== Records to use

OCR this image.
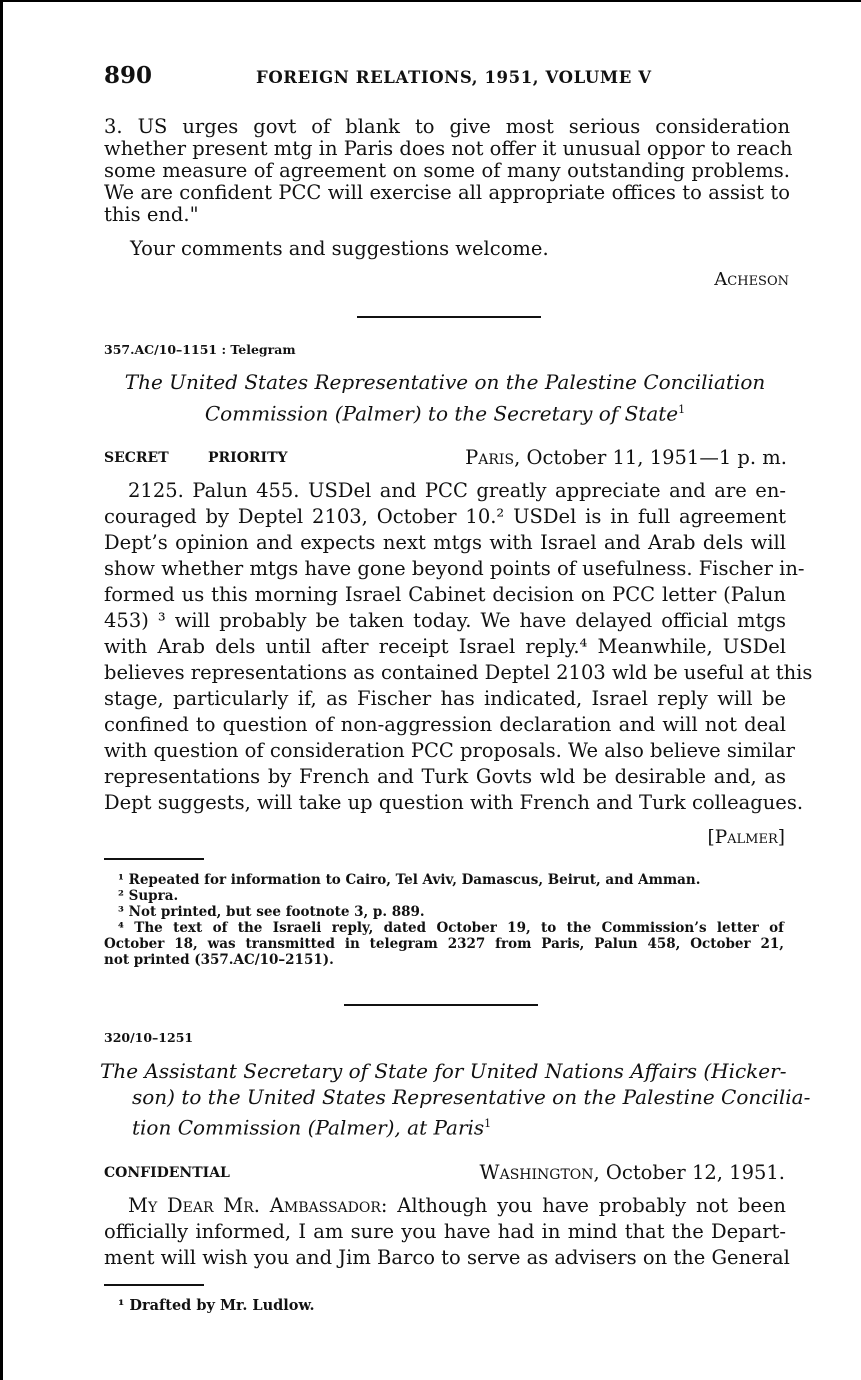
890	FOREIGN RELATIONS, 1951, VOLUME V
3. US urges govt of blank to give most serious consideration
whether present mtg in Paris does not offer it unusual oppor to reach
some measure of agreement on some of many outstanding problems.
We are confident PCC will exercise all appropriate offices to assist to
this end."
Your comments and suggestions welcome.
Acheson
357.AC/10–1151 : Telegram
The United States Representative on the Palestine Conciliation
Commission (Palmer) to the Secretary of State$^1$
SECRET	PRIORITY	Paris, October 11, 1951—1 p. m.
2125. Palun 455. USDel and PCC greatly appreciate and are en-
couraged by Deptel 2103, October 10.² USDel is in full agreement
Dept’s opinion and expects next mtgs with Israel and Arab dels will
show whether mtgs have gone beyond points of usefulness. Fischer in-
formed us this morning Israel Cabinet decision on PCC letter (Palun
453) ³ will probably be taken today. We have delayed official mtgs
with Arab dels until after receipt Israel reply.⁴ Meanwhile, USDel
believes representations as contained Deptel 2103 wld be useful at this
stage, particularly if, as Fischer has indicated, Israel reply will be
confined to question of non-aggression declaration and will not deal
with question of consideration PCC proposals. We also believe similar
representations by French and Turk Govts wld be desirable and, as
Dept suggests, will take up question with French and Turk colleagues.
[Palmer]
¹ Repeated for information to Cairo, Tel Aviv, Damascus, Beirut, and Amman.
² Supra.
³ Not printed, but see footnote 3, p. 889.
⁴ The text of the Israeli reply, dated October 19, to the Commission’s letter of
October 18, was transmitted in telegram 2327 from Paris, Palun 458, October 21,
not printed (357.AC/10–2151).
320/10–1251
The Assistant Secretary of State for United Nations Affairs (Hicker-
son) to the United States Representative on the Palestine Concilia-
tion Commission (Palmer), at Paris$^1$
CONFIDENTIAL	Washington, October 12, 1951.
My Dear Mr. Ambassador: Although you have probably not been
officially informed, I am sure you have had in mind that the Depart-
ment will wish you and Jim Barco to serve as advisers on the General
¹ Drafted by Mr. Ludlow.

====

• _Written task_
Omit the pictures, and quote the material above exactly as given.

• _Reply_
OCR this image.
890	FOREIGN RELATIONS, 1951, VOLUME V
3. US urges govt of blank to give most serious consideration
whether present mtg in Paris does not offer it unusual oppor to reach
some measure of agreement on some of many outstanding problems.
We are confident PCC will exercise all appropriate offices to assist to
this end."
Your comments and suggestions welcome.
Acheson
357.AC/10–1151 : Telegram
The United States Representative on the Palestine Conciliation
Commission (Palmer) to the Secretary of State$^1$
SECRET	PRIORITY	Paris, October 11, 1951—1 p. m.
2125. Palun 455. USDel and PCC greatly appreciate and are en-
couraged by Deptel 2103, October 10.² USDel is in full agreement
Dept’s opinion and expects next mtgs with Israel and Arab dels will
show whether mtgs have gone beyond points of usefulness. Fischer in-
formed us this morning Israel Cabinet decision on PCC letter (Palun
453) ³ will probably be taken today. We have delayed official mtgs
with Arab dels until after receipt Israel reply.⁴ Meanwhile, USDel
believes representations as contained Deptel 2103 wld be useful at this
stage, particularly if, as Fischer has indicated, Israel reply will be
confined to question of non-aggression declaration and will not deal
with question of consideration PCC proposals. We also believe similar
representations by French and Turk Govts wld be desirable and, as
Dept suggests, will take up question with French and Turk colleagues.
[Palmer]
¹ Repeated for information to Cairo, Tel Aviv, Damascus, Beirut, and Amman.
² Supra.
³ Not printed, but see footnote 3, p. 889.
⁴ The text of the Israeli reply, dated October 19, to the Commission’s letter of
October 18, was transmitted in telegram 2327 from Paris, Palun 458, October 21,
not printed (357.AC/10–2151).
320/10–1251
The Assistant Secretary of State for United Nations Affairs (Hicker-
son) to the United States Representative on the Palestine Concilia-
tion Commission (Palmer), at Paris$^1$
CONFIDENTIAL	Washington, October 12, 1951.
My Dear Mr. Ambassador: Although you have probably not been
officially informed, I am sure you have had in mind that the Depart-
ment will wish you and Jim Barco to serve as advisers on the General
¹ Drafted by Mr. Ludlow.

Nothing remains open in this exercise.